**WHAT IS ASKED:** Go through the material below and copy each line where the word "siyahısından" appears.

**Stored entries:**
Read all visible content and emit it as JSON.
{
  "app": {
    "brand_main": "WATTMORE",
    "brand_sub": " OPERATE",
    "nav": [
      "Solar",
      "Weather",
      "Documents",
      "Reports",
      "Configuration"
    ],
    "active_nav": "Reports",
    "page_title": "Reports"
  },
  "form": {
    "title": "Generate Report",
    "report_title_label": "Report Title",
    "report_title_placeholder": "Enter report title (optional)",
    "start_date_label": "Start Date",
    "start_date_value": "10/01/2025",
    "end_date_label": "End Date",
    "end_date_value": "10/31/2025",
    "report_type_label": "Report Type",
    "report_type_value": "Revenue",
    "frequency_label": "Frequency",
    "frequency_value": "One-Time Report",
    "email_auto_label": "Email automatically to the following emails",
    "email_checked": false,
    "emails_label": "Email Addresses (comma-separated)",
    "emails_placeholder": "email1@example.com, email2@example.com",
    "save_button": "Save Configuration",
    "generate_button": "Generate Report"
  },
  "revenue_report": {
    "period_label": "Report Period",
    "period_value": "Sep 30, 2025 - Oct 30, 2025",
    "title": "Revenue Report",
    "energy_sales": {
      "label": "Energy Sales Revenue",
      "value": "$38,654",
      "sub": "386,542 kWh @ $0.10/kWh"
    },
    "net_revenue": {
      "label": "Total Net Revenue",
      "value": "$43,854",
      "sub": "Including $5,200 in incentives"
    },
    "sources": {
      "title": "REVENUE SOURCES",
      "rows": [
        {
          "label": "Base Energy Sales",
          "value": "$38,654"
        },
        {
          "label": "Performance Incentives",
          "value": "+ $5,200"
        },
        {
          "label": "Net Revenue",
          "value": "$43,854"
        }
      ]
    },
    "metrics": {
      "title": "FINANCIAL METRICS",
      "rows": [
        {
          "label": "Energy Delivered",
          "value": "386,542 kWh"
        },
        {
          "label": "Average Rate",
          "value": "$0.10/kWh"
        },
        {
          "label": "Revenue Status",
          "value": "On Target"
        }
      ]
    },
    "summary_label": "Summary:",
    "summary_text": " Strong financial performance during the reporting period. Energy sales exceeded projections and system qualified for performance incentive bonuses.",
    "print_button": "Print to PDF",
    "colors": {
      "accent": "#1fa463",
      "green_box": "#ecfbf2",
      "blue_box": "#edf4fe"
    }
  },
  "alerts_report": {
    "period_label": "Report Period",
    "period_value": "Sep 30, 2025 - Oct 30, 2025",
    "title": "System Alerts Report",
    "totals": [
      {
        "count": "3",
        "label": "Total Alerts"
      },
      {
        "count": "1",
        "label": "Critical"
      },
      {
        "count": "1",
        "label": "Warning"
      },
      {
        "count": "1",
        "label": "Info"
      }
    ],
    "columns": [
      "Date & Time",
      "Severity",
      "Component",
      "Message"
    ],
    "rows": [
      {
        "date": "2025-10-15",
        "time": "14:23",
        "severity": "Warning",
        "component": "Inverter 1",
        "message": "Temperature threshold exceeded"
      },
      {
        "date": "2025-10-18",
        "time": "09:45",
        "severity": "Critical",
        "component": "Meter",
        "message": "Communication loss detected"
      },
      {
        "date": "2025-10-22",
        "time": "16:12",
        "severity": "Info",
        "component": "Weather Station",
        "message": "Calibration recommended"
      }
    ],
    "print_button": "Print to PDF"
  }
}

==

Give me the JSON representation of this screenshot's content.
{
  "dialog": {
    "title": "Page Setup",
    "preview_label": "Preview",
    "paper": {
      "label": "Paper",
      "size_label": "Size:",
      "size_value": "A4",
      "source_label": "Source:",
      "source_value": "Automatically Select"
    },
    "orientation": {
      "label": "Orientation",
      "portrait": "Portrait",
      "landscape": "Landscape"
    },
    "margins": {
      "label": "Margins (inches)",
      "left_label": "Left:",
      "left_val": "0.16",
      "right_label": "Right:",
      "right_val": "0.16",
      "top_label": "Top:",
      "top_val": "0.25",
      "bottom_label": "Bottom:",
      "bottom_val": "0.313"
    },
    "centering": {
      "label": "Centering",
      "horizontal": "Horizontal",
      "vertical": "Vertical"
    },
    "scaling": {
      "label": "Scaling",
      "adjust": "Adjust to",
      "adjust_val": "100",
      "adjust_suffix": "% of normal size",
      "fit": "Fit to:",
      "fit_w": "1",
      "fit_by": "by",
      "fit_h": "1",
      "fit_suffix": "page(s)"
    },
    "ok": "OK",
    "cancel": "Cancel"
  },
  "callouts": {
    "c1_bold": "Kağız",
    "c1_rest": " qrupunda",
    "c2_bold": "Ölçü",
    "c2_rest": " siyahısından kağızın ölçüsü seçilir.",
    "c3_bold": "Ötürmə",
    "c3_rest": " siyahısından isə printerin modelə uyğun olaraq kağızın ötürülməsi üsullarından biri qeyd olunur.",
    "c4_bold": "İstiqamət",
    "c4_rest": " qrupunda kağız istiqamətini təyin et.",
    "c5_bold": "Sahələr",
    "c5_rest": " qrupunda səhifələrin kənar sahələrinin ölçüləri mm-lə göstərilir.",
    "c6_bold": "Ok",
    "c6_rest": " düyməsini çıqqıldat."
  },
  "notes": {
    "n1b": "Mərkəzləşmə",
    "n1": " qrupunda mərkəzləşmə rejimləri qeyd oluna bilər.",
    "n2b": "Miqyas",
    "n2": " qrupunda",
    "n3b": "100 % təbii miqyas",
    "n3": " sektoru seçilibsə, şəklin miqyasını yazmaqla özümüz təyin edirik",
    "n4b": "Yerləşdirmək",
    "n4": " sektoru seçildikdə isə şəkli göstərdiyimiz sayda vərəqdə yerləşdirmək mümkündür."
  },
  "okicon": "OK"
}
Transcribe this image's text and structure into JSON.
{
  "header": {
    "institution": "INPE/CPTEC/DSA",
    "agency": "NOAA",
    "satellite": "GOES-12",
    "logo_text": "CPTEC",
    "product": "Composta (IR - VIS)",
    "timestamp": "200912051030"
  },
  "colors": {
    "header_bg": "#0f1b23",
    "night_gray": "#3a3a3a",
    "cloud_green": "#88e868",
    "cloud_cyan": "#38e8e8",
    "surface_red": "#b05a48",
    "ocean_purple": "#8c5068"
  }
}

**OUTPUT OF THE TASK:**
    "c2_rest": " siyahısından kağızın ölçüsü seçilir.",
    "c3_rest": " siyahısından isə printerin modelə uyğun olaraq kağızın ötürülməsi üsullarından biri qeyd olunur.",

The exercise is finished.